---------- Selected extract

I just knew I loved to read and I enjoyed making up stories and I ended up winning the short story contest when I was in fourth grade.
Our teacher said, everyone in the grade's gonna participate in young authors where you get to write and illustrate your own book.
That was mind blowing to me because up till then I didn't realize the names on the spines of books were real people.
The real people I knew worked at factories.
They were teachers, they were firefighters or they were soldiers.
So this idea that me, a regular person from Hope Well could write my own book, mind Blowing experience, I really went all in and I wrote a book called Giant Dinosaur Inside, and it's about a boy who pulls a Godzilla creature out of a cereal box and that creature goes on a rampage through the city.
I won the contest and from there I was like, wow, I'm the best writer in my grade.
Before that, I wasn't the best at anything.
I was probably in my early twenties before I realized you could really make money.
I got my Master's in fine Arts at Old Dominion.
I also did my undergrad at Old Dominion.
I was a mass communications major with an English minor and I finished undergrad in 2001.
Went back, started my masters in 2014 and finished that.
In 2017, I decided to start trying to sell my short stories sold the first one I ever went out with and didn't really have much success after that for many years, but I kept at it because it was better than my day job.

--------------------

▸ Set tasks
(a) From the author interview, print the stretch from "I just knew" through "worked at factories.".
(b) Put this sentence from the author interview into Spanish: "The real people I knew worked at factories."
(c) Carry the author interview forward from its last sentence.

---------- Information shown

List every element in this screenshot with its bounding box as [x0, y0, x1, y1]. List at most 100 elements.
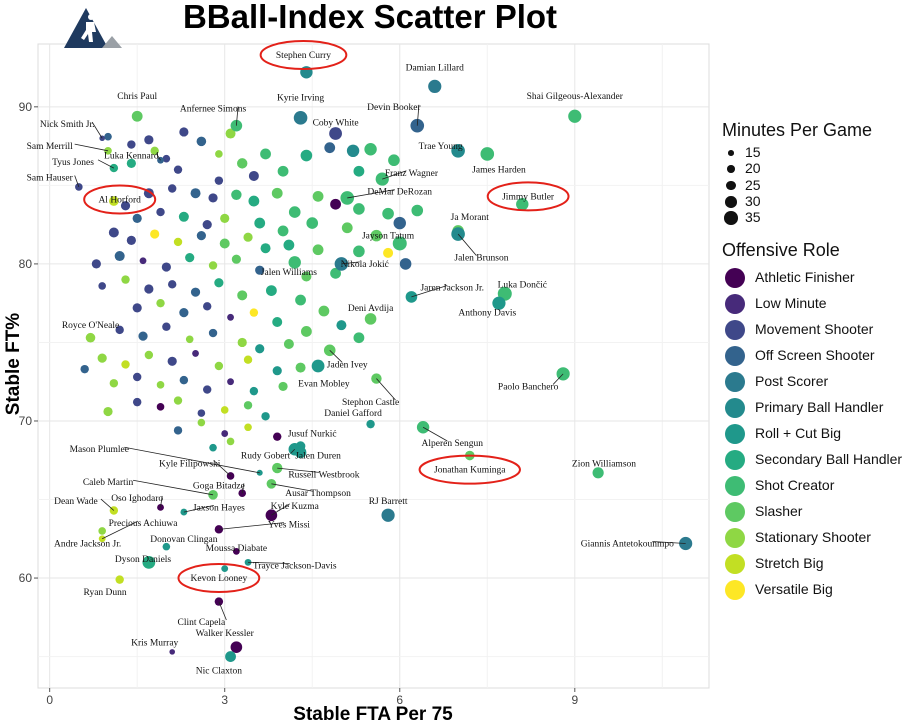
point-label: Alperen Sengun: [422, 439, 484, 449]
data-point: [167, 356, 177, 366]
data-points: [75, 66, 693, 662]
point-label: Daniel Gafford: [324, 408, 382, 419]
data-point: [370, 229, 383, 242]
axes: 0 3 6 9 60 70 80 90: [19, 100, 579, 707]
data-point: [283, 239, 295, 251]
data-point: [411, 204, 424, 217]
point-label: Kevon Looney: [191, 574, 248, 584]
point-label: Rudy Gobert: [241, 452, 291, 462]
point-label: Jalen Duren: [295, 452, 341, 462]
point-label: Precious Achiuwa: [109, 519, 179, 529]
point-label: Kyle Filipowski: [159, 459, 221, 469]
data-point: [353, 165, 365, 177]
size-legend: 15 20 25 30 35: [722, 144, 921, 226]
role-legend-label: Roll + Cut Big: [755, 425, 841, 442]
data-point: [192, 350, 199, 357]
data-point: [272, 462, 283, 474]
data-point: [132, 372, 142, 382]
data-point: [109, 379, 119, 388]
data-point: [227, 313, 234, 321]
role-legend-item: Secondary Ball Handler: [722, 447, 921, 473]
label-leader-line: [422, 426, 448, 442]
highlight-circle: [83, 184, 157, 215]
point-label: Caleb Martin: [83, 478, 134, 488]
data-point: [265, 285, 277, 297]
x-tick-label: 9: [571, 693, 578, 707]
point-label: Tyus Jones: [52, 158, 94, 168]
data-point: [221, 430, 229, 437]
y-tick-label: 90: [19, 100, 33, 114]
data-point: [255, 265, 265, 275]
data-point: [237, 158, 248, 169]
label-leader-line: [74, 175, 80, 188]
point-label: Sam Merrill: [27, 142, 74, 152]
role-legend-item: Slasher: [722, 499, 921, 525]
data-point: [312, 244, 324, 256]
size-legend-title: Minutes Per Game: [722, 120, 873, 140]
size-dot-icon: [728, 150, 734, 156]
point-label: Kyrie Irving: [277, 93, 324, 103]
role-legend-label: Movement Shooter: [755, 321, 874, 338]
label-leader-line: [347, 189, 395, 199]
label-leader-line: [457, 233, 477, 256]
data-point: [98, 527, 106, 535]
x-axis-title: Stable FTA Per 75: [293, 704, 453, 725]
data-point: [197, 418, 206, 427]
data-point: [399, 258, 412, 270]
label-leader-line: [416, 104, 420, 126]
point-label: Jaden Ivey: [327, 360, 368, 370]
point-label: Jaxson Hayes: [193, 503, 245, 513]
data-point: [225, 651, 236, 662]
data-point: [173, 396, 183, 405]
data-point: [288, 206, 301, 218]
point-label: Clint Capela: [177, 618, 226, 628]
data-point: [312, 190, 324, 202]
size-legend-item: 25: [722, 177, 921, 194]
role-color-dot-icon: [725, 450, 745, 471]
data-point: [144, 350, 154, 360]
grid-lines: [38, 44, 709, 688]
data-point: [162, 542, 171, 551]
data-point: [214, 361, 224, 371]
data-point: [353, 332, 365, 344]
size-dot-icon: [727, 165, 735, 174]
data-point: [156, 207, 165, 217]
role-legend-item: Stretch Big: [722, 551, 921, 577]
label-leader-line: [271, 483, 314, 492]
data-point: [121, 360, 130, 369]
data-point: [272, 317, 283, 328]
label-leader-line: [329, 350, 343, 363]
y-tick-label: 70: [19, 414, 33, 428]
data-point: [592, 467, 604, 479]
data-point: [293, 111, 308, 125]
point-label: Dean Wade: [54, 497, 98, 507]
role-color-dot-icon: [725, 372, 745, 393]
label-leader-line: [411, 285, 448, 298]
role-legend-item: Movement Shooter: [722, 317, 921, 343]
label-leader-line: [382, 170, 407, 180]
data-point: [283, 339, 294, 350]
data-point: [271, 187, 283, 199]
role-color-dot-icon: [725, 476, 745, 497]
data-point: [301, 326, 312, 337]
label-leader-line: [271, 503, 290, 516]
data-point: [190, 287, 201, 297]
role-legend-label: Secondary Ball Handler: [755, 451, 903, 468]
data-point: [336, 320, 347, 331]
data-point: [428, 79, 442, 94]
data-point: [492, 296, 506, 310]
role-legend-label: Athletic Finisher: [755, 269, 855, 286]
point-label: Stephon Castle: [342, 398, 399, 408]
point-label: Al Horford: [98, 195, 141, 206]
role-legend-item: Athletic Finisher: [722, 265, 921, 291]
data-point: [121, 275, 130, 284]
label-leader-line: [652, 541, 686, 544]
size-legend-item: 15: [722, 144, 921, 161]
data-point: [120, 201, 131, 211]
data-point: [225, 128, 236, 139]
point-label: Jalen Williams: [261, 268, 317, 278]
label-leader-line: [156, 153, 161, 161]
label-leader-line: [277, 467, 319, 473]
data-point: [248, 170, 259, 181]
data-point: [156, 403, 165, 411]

--------------------

▸ Results of the tasks
(a)
I just knew I loved to read and I enjoyed making up stories and I ended up winning the short story contest when I was in fourth grade.
Our teacher said, everyone in the grade's gonna participate in young authors where you get to write and illustrate your own book.
That was mind blowing to me because up till then I didn't realize the names on the spines of books were real people.
The real people I knew worked at factories.

(b) Las personas reales que yo conocía trabajaban en fábricas.

(c)
Every morning for like 10 years, I would get up at five 30 and write from seven before I went into the office and did my day job, kept making stories, started writing books.
They didn't really go anywhere, but I felt myself getting better and eventually I got good enough to sell more stories and eventually sell a novel and I haven't looked back since.
The first novel I sold was Fake id.
We sold it actually in 2011.
It published in 2014, and that was a young adult mystery about a boy in the Witness Protection Program.
His family moves to their fourth town in four years and the only friend he makes gets murdered, so he wants to use his street smarts to figure out who did it the same time I sold it.
I got laid off for my day job for the second time, so I never sought another job in corporate America after that.
I came to Hampton Roads in 1997.
When I came to ODU for undergrad after I graduated in 2001, I moved to Chesapeake.
The library I went to was the Greenbrier branch of the Chesapeake Public Library, the Chesapeake Public Library, particularly that branch made all the difference in the world of me selling my first book because they had a writer's group that would meet there called Sisters in Crime.
Sisters in Crime is a nationwide organization with local branches.
These are people who are passionate about writing usually crime, writing mysteries, things of that nature, and they would meet once a month.
I was able to work through early chapters of fake ID with that group and eventually get it to the point where I could get a literary agent and that literary agent was able to sell it to the major publisher that started in Chesapeake.
People often ask what my favorite novel is, and it always feels a little difficult because it's sort of like saying, what's your favorite kid if you have a bunch of kids?
I'm gonna name three.
I would say The Getaway, which is my dystopian horror novel from 2022, not So Pure and Simple, which is my coming of age comedy from 2019, and then the last last day of summer, which is my middle grade fantasy, the first of a four book series from 2019.
I say those three because I'm proud of them, but I also think they show the range of what I can do.
The getaway comes up a lot because there was a lot of buzz around it when it came out.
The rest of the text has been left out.